(Data entries)
'''
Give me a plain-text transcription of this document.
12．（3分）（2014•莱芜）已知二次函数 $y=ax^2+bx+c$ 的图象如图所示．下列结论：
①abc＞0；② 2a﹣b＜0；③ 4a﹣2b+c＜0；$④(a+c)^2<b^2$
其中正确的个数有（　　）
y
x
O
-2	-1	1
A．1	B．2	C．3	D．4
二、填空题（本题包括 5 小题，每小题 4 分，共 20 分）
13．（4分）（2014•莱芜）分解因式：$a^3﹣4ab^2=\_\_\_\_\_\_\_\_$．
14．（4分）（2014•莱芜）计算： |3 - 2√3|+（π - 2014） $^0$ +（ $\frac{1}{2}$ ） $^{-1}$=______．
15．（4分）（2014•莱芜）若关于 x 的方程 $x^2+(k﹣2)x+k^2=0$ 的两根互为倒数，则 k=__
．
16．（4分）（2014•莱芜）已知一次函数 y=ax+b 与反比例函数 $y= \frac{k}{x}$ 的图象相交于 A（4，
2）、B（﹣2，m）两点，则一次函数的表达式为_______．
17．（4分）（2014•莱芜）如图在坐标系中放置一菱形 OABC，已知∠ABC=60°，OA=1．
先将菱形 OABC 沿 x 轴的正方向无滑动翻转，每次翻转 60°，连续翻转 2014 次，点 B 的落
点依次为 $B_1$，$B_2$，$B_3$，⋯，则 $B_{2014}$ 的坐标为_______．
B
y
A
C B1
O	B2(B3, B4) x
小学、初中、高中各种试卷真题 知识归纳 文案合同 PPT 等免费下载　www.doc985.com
'''
▶ _STATED EXERCISE_:
Write all of the records out again exactly.

▶ _SOLVED EXERCISE_:
Give me a plain-text transcription of this document.
12．（3分）（2014•莱芜）已知二次函数 $y=ax^2+bx+c$ 的图象如图所示．下列结论：
①abc＞0；② 2a﹣b＜0；③ 4a﹣2b+c＜0；$④(a+c)^2<b^2$
其中正确的个数有（　　）
y
x
O
-2	-1	1
A．1	B．2	C．3	D．4
二、填空题（本题包括 5 小题，每小题 4 分，共 20 分）
13．（4分）（2014•莱芜）分解因式：$a^3﹣4ab^2=\_\_\_\_\_\_\_\_$．
14．（4分）（2014•莱芜）计算： |3 - 2√3|+（π - 2014） $^0$ +（ $\frac{1}{2}$ ） $^{-1}$=______．
15．（4分）（2014•莱芜）若关于 x 的方程 $x^2+(k﹣2)x+k^2=0$ 的两根互为倒数，则 k=__
．
16．（4分）（2014•莱芜）已知一次函数 y=ax+b 与反比例函数 $y= \frac{k}{x}$ 的图象相交于 A（4，
2）、B（﹣2，m）两点，则一次函数的表达式为_______．
17．（4分）（2014•莱芜）如图在坐标系中放置一菱形 OABC，已知∠ABC=60°，OA=1．
先将菱形 OABC 沿 x 轴的正方向无滑动翻转，每次翻转 60°，连续翻转 2014 次，点 B 的落
点依次为 $B_1$，$B_2$，$B_3$，⋯，则 $B_{2014}$ 的坐标为_______．
B
y
A
C B1
O	B2(B3, B4) x
小学、初中、高中各种试卷真题 知识归纳 文案合同 PPT 等免费下载　www.doc985.com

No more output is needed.